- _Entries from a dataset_
** BEGIN **
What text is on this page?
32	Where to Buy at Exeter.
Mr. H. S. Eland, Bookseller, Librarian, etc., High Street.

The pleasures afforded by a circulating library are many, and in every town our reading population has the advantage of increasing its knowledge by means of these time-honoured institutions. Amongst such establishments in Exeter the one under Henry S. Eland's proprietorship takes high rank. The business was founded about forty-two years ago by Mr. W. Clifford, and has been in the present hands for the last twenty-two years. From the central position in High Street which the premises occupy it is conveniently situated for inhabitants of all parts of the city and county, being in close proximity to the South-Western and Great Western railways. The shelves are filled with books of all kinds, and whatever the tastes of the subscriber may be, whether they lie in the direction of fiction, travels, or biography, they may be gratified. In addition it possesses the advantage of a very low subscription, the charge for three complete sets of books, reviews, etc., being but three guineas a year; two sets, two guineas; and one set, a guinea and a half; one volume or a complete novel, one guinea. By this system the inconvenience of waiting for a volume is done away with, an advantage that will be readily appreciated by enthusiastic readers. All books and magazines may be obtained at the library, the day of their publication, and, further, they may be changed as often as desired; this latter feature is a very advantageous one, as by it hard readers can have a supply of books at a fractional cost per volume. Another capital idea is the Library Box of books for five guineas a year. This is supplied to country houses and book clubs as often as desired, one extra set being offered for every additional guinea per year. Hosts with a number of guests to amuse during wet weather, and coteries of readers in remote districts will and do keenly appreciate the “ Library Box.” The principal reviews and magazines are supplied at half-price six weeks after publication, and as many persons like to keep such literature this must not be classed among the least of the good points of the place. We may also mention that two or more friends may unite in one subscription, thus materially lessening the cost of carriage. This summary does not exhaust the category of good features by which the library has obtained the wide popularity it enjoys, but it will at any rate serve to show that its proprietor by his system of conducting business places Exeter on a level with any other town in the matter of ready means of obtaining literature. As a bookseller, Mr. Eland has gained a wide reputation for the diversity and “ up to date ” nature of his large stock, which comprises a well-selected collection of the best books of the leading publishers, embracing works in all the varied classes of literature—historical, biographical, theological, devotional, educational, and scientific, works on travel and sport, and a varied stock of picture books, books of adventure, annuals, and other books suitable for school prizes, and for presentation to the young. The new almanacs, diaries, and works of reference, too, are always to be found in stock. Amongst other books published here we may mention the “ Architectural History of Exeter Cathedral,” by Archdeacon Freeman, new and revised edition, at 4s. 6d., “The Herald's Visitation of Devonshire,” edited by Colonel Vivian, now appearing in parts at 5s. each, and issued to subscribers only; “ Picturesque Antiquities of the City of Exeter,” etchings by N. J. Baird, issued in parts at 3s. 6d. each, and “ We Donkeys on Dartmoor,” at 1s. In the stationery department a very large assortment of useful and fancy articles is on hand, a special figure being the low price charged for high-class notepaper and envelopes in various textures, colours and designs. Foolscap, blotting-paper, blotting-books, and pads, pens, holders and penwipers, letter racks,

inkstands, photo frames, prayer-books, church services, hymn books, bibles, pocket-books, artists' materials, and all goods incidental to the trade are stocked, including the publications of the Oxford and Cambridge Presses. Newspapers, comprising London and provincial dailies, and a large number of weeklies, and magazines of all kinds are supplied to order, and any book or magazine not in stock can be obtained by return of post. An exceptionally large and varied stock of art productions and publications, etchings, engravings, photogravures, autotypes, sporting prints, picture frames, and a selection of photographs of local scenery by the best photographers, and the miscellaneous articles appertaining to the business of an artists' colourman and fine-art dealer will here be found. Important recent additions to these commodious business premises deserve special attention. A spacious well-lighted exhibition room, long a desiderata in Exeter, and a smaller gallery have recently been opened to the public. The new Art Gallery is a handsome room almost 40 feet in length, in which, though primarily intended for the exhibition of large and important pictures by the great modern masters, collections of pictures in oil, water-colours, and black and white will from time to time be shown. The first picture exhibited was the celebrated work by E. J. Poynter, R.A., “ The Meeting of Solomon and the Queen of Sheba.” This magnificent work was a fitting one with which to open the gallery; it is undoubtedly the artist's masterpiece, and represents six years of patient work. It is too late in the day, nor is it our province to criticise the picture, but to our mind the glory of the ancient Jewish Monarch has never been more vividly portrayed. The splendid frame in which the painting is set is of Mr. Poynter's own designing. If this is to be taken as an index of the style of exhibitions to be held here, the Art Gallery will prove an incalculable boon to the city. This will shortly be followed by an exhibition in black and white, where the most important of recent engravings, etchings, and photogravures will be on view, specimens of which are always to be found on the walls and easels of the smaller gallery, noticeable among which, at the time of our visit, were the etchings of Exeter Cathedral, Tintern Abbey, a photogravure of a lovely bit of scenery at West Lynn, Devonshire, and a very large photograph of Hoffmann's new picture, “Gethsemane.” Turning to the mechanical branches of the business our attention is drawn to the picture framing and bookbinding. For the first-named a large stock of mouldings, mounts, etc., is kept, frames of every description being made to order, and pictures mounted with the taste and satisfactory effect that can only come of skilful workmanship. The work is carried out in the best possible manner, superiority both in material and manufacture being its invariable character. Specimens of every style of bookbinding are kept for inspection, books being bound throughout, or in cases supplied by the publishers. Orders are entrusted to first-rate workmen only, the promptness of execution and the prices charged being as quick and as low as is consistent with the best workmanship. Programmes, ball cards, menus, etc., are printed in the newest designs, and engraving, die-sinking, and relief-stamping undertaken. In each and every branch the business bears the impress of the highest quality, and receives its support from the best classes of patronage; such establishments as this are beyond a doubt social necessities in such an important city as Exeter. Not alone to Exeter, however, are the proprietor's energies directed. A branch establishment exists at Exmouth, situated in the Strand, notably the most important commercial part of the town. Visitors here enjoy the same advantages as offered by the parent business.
** END **
- _DIRECTION_
Print all of the entries again, exactly as written.

- _ANSWER BELOW_
What text is on this page?
32	Where to Buy at Exeter.
Mr. H. S. Eland, Bookseller, Librarian, etc., High Street.

The pleasures afforded by a circulating library are many, and in every town our reading population has the advantage of increasing its knowledge by means of these time-honoured institutions. Amongst such establishments in Exeter the one under Henry S. Eland's proprietorship takes high rank. The business was founded about forty-two years ago by Mr. W. Clifford, and has been in the present hands for the last twenty-two years. From the central position in High Street which the premises occupy it is conveniently situated for inhabitants of all parts of the city and county, being in close proximity to the South-Western and Great Western railways. The shelves are filled with books of all kinds, and whatever the tastes of the subscriber may be, whether they lie in the direction of fiction, travels, or biography, they may be gratified. In addition it possesses the advantage of a very low subscription, the charge for three complete sets of books, reviews, etc., being but three guineas a year; two sets, two guineas; and one set, a guinea and a half; one volume or a complete novel, one guinea. By this system the inconvenience of waiting for a volume is done away with, an advantage that will be readily appreciated by enthusiastic readers. All books and magazines may be obtained at the library, the day of their publication, and, further, they may be changed as often as desired; this latter feature is a very advantageous one, as by it hard readers can have a supply of books at a fractional cost per volume. Another capital idea is the Library Box of books for five guineas a year. This is supplied to country houses and book clubs as often as desired, one extra set being offered for every additional guinea per year. Hosts with a number of guests to amuse during wet weather, and coteries of readers in remote districts will and do keenly appreciate the “ Library Box.” The principal reviews and magazines are supplied at half-price six weeks after publication, and as many persons like to keep such literature this must not be classed among the least of the good points of the place. We may also mention that two or more friends may unite in one subscription, thus materially lessening the cost of carriage. This summary does not exhaust the category of good features by which the library has obtained the wide popularity it enjoys, but it will at any rate serve to show that its proprietor by his system of conducting business places Exeter on a level with any other town in the matter of ready means of obtaining literature. As a bookseller, Mr. Eland has gained a wide reputation for the diversity and “ up to date ” nature of his large stock, which comprises a well-selected collection of the best books of the leading publishers, embracing works in all the varied classes of literature—historical, biographical, theological, devotional, educational, and scientific, works on travel and sport, and a varied stock of picture books, books of adventure, annuals, and other books suitable for school prizes, and for presentation to the young. The new almanacs, diaries, and works of reference, too, are always to be found in stock. Amongst other books published here we may mention the “ Architectural History of Exeter Cathedral,” by Archdeacon Freeman, new and revised edition, at 4s. 6d., “The Herald's Visitation of Devonshire,” edited by Colonel Vivian, now appearing in parts at 5s. each, and issued to subscribers only; “ Picturesque Antiquities of the City of Exeter,” etchings by N. J. Baird, issued in parts at 3s. 6d. each, and “ We Donkeys on Dartmoor,” at 1s. In the stationery department a very large assortment of useful and fancy articles is on hand, a special figure being the low price charged for high-class notepaper and envelopes in various textures, colours and designs. Foolscap, blotting-paper, blotting-books, and pads, pens, holders and penwipers, letter racks,

inkstands, photo frames, prayer-books, church services, hymn books, bibles, pocket-books, artists' materials, and all goods incidental to the trade are stocked, including the publications of the Oxford and Cambridge Presses. Newspapers, comprising London and provincial dailies, and a large number of weeklies, and magazines of all kinds are supplied to order, and any book or magazine not in stock can be obtained by return of post. An exceptionally large and varied stock of art productions and publications, etchings, engravings, photogravures, autotypes, sporting prints, picture frames, and a selection of photographs of local scenery by the best photographers, and the miscellaneous articles appertaining to the business of an artists' colourman and fine-art dealer will here be found. Important recent additions to these commodious business premises deserve special attention. A spacious well-lighted exhibition room, long a desiderata in Exeter, and a smaller gallery have recently been opened to the public. The new Art Gallery is a handsome room almost 40 feet in length, in which, though primarily intended for the exhibition of large and important pictures by the great modern masters, collections of pictures in oil, water-colours, and black and white will from time to time be shown. The first picture exhibited was the celebrated work by E. J. Poynter, R.A., “ The Meeting of Solomon and the Queen of Sheba.” This magnificent work was a fitting one with which to open the gallery; it is undoubtedly the artist's masterpiece, and represents six years of patient work. It is too late in the day, nor is it our province to criticise the picture, but to our mind the glory of the ancient Jewish Monarch has never been more vividly portrayed. The splendid frame in which the painting is set is of Mr. Poynter's own designing. If this is to be taken as an index of the style of exhibitions to be held here, the Art Gallery will prove an incalculable boon to the city. This will shortly be followed by an exhibition in black and white, where the most important of recent engravings, etchings, and photogravures will be on view, specimens of which are always to be found on the walls and easels of the smaller gallery, noticeable among which, at the time of our visit, were the etchings of Exeter Cathedral, Tintern Abbey, a photogravure of a lovely bit of scenery at West Lynn, Devonshire, and a very large photograph of Hoffmann's new picture, “Gethsemane.” Turning to the mechanical branches of the business our attention is drawn to the picture framing and bookbinding. For the first-named a large stock of mouldings, mounts, etc., is kept, frames of every description being made to order, and pictures mounted with the taste and satisfactory effect that can only come of skilful workmanship. The work is carried out in the best possible manner, superiority both in material and manufacture being its invariable character. Specimens of every style of bookbinding are kept for inspection, books being bound throughout, or in cases supplied by the publishers. Orders are entrusted to first-rate workmen only, the promptness of execution and the prices charged being as quick and as low as is consistent with the best workmanship. Programmes, ball cards, menus, etc., are printed in the newest designs, and engraving, die-sinking, and relief-stamping undertaken. In each and every branch the business bears the impress of the highest quality, and receives its support from the best classes of patronage; such establishments as this are beyond a doubt social necessities in such an important city as Exeter. Not alone to Exeter, however, are the proprietor's energies directed. A branch establishment exists at Exmouth, situated in the Strand, notably the most important commercial part of the town. Visitors here enjoy the same advantages as offered by the parent business.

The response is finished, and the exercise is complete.